>> BEGIN Exercise materials
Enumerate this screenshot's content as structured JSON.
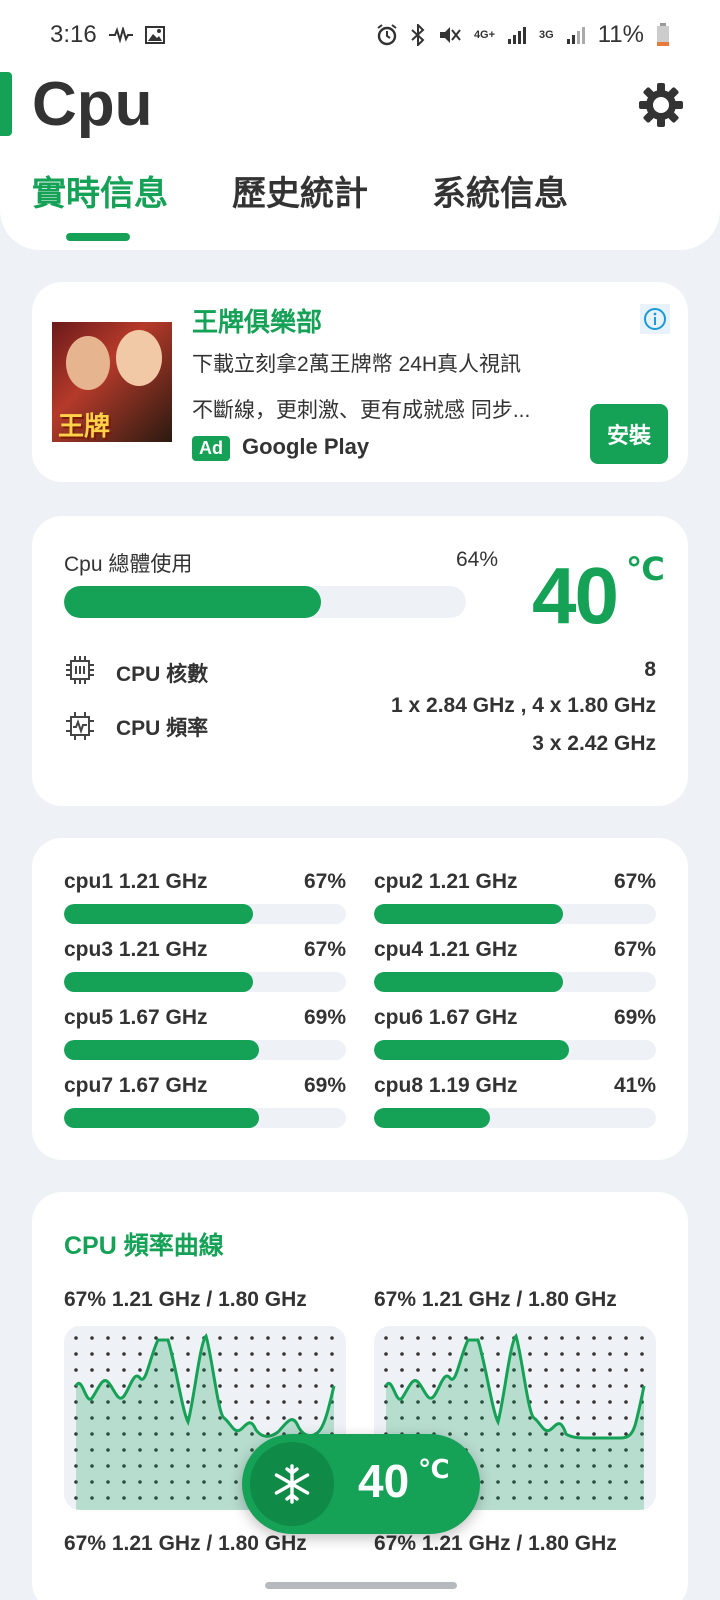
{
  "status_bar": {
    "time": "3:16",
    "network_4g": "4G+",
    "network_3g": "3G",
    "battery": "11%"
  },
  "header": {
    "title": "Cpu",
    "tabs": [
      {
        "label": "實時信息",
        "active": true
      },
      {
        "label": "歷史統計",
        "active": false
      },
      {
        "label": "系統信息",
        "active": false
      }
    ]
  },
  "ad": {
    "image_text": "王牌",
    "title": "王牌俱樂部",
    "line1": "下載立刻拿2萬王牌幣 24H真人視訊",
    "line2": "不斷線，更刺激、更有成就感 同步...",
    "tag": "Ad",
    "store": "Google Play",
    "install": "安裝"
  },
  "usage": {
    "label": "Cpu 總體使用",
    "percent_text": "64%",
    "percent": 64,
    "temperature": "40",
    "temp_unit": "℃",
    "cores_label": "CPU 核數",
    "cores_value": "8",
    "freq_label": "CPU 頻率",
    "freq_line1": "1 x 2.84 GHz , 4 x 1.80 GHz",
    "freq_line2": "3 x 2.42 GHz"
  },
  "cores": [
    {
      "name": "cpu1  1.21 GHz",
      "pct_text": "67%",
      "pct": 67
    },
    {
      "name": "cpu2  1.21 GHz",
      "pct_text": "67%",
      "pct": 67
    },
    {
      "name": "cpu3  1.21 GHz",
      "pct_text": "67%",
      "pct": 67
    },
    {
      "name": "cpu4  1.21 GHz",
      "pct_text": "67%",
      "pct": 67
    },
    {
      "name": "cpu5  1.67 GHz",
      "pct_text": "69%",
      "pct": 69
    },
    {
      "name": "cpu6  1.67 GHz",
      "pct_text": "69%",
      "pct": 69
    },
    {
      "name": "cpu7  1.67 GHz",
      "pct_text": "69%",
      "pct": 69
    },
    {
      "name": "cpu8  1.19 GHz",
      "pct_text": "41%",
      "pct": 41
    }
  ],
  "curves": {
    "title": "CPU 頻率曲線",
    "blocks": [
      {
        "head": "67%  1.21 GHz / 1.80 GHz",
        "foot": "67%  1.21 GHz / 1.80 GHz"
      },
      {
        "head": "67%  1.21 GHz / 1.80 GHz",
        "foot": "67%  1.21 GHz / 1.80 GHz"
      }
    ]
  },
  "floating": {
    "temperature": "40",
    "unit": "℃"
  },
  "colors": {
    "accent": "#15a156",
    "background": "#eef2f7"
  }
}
>> END Exercise materials
Task details: Quote everything in the listing above exactly; pictures are the only thing to omit.

Reply to the task:
Enumerate this screenshot's content as structured JSON.
{
  "status_bar": {
    "time": "3:16",
    "network_4g": "4G+",
    "network_3g": "3G",
    "battery": "11%"
  },
  "header": {
    "title": "Cpu",
    "tabs": [
      {
        "label": "實時信息",
        "active": true
      },
      {
        "label": "歷史統計",
        "active": false
      },
      {
        "label": "系統信息",
        "active": false
      }
    ]
  },
  "ad": {
    "image_text": "王牌",
    "title": "王牌俱樂部",
    "line1": "下載立刻拿2萬王牌幣 24H真人視訊",
    "line2": "不斷線，更刺激、更有成就感 同步...",
    "tag": "Ad",
    "store": "Google Play",
    "install": "安裝"
  },
  "usage": {
    "label": "Cpu 總體使用",
    "percent_text": "64%",
    "percent": 64,
    "temperature": "40",
    "temp_unit": "℃",
    "cores_label": "CPU 核數",
    "cores_value": "8",
    "freq_label": "CPU 頻率",
    "freq_line1": "1 x 2.84 GHz , 4 x 1.80 GHz",
    "freq_line2": "3 x 2.42 GHz"
  },
  "cores": [
    {
      "name": "cpu1  1.21 GHz",
      "pct_text": "67%",
      "pct": 67
    },
    {
      "name": "cpu2  1.21 GHz",
      "pct_text": "67%",
      "pct": 67
    },
    {
      "name": "cpu3  1.21 GHz",
      "pct_text": "67%",
      "pct": 67
    },
    {
      "name": "cpu4  1.21 GHz",
      "pct_text": "67%",
      "pct": 67
    },
    {
      "name": "cpu5  1.67 GHz",
      "pct_text": "69%",
      "pct": 69
    },
    {
      "name": "cpu6  1.67 GHz",
      "pct_text": "69%",
      "pct": 69
    },
    {
      "name": "cpu7  1.67 GHz",
      "pct_text": "69%",
      "pct": 69
    },
    {
      "name": "cpu8  1.19 GHz",
      "pct_text": "41%",
      "pct": 41
    }
  ],
  "curves": {
    "title": "CPU 頻率曲線",
    "blocks": [
      {
        "head": "67%  1.21 GHz / 1.80 GHz",
        "foot": "67%  1.21 GHz / 1.80 GHz"
      },
      {
        "head": "67%  1.21 GHz / 1.80 GHz",
        "foot": "67%  1.21 GHz / 1.80 GHz"
      }
    ]
  },
  "floating": {
    "temperature": "40",
    "unit": "℃"
  },
  "colors": {
    "accent": "#15a156",
    "background": "#eef2f7"
  }
}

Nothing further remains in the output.